• **THE EXERCISE**: Provide only the number of lines in the data below that contain the string "этой".
╭─ PROVIDED RECORDS
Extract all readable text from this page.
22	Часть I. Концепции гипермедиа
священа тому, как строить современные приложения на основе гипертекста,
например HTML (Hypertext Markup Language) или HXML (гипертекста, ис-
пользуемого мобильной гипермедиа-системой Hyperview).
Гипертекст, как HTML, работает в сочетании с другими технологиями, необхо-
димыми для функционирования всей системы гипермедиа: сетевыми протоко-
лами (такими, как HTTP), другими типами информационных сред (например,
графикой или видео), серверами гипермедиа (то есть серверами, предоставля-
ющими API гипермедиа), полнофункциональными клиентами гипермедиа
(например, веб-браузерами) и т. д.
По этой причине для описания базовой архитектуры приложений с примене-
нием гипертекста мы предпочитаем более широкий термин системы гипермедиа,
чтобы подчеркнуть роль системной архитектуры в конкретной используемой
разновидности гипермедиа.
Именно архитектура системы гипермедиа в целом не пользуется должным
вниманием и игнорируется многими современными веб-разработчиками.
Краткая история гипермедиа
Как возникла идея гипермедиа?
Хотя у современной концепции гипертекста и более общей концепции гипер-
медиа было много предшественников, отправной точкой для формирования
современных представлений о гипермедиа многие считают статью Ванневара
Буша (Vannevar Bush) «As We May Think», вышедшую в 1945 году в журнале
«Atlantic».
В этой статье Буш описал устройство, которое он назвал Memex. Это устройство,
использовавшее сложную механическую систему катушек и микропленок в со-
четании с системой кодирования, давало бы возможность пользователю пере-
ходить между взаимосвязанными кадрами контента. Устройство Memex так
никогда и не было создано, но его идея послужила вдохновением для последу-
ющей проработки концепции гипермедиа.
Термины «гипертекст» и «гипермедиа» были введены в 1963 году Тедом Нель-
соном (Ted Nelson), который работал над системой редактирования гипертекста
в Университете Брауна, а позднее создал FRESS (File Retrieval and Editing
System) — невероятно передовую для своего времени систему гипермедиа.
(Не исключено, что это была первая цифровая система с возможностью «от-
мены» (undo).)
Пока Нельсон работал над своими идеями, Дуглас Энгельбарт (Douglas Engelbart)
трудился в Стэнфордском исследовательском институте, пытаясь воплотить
╰─
• **RESPONSE TO THE EXERCISE**: 2